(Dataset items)
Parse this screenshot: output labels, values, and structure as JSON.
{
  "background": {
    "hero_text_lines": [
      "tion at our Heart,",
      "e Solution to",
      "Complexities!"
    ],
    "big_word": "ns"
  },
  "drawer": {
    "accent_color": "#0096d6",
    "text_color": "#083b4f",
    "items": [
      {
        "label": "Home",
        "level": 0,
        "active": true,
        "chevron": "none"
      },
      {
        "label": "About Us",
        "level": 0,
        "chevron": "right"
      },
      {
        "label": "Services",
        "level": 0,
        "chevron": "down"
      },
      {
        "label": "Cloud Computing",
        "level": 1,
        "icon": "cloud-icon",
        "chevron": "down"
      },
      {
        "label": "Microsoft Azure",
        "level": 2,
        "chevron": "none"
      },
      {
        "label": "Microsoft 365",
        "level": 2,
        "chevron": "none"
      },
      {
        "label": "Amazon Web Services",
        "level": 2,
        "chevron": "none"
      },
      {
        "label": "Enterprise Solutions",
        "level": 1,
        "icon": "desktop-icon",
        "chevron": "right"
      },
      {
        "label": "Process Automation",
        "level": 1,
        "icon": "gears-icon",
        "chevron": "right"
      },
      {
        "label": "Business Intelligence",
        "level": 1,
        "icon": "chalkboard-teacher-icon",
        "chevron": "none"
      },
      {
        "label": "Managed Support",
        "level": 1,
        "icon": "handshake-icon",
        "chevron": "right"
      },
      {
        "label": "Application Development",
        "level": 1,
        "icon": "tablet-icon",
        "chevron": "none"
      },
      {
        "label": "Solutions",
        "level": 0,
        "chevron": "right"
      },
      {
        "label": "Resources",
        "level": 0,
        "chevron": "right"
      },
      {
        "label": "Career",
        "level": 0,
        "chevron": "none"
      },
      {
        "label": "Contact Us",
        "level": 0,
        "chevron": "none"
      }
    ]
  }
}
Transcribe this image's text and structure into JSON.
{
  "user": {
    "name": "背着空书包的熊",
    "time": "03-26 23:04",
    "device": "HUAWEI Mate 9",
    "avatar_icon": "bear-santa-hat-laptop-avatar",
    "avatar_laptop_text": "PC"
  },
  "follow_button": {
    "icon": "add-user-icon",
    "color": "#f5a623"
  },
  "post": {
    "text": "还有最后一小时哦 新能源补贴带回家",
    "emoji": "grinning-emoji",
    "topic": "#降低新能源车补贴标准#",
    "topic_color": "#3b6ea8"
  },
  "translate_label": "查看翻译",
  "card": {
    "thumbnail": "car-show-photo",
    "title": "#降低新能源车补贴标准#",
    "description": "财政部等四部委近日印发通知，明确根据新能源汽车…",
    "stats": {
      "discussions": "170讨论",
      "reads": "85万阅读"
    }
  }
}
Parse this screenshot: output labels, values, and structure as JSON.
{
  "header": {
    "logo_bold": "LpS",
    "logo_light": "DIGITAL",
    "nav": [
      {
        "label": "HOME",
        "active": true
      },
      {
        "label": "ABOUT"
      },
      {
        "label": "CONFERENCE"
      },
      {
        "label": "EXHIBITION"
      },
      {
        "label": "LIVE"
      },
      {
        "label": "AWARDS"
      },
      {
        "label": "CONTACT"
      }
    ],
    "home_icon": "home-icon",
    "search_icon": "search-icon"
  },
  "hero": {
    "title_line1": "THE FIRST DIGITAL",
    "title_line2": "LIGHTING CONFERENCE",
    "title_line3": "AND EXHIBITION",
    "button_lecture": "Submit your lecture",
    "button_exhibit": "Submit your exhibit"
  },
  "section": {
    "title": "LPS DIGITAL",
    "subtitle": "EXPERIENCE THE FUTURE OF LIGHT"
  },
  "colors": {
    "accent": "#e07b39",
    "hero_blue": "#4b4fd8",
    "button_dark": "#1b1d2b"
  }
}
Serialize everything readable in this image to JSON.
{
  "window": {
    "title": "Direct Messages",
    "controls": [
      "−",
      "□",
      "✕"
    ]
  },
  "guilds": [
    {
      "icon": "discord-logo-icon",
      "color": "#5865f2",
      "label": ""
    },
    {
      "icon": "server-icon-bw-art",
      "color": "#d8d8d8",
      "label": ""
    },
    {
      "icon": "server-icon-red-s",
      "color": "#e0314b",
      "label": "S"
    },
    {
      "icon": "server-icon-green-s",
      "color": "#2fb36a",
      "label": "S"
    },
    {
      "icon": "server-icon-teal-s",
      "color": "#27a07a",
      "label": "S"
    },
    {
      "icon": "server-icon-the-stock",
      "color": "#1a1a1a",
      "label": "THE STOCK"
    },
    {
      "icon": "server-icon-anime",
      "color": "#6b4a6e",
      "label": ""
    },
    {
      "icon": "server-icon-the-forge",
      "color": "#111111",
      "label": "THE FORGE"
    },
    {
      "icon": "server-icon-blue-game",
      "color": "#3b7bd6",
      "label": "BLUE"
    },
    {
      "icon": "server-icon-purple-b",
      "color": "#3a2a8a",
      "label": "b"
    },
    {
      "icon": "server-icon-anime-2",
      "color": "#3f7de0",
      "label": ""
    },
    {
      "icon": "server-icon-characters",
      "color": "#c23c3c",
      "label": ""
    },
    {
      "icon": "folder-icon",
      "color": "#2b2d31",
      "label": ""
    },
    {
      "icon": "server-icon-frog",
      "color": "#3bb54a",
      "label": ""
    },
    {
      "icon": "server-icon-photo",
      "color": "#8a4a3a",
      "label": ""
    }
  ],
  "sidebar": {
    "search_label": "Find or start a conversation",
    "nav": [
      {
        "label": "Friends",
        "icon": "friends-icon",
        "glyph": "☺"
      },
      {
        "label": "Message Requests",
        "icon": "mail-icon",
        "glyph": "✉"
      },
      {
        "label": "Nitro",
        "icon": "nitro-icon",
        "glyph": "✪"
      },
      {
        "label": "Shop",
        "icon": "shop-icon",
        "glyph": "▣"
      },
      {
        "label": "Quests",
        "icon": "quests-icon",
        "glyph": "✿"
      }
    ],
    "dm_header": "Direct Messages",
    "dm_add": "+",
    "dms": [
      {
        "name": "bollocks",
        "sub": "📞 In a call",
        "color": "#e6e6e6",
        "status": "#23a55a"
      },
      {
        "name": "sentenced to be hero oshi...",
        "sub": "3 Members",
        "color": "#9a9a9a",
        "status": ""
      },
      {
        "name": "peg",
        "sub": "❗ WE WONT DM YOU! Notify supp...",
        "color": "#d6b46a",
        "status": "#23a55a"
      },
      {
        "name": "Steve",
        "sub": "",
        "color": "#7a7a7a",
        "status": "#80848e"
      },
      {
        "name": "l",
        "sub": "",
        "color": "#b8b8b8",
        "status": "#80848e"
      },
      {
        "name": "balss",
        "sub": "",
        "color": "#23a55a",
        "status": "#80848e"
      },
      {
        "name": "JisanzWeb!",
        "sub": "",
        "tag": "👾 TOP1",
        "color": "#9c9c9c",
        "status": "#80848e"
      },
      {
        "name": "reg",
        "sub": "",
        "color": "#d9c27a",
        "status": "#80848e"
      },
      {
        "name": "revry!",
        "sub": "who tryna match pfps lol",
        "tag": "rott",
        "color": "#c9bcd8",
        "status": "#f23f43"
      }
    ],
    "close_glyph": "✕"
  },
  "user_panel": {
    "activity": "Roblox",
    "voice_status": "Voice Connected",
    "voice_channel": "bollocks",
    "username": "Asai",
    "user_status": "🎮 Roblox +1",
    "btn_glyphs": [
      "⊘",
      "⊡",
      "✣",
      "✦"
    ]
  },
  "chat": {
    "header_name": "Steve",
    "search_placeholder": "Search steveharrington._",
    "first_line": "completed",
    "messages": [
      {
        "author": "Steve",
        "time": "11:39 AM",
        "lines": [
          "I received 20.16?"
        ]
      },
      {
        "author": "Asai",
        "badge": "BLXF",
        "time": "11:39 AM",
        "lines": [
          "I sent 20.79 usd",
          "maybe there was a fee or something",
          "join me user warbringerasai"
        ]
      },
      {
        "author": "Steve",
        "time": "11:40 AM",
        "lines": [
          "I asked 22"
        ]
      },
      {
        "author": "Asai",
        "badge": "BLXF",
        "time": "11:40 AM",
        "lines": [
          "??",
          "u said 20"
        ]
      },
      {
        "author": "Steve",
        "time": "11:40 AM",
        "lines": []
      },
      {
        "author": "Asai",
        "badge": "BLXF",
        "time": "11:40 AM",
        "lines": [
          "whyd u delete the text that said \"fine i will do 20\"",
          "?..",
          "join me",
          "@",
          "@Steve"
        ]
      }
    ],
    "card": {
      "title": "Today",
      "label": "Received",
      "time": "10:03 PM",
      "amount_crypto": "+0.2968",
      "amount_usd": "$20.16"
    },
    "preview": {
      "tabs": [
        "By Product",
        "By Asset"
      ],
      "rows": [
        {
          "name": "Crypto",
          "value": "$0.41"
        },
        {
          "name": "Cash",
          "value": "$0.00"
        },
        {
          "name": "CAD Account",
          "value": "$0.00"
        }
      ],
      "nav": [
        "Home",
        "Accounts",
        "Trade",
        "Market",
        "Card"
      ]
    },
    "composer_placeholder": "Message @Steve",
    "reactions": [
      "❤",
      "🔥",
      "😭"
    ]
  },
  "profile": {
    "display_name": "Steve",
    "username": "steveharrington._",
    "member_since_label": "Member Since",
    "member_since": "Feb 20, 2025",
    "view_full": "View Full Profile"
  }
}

Task goal. Say how many lines include the word "steveharrington"; reply with the number alone.

Answer below. 2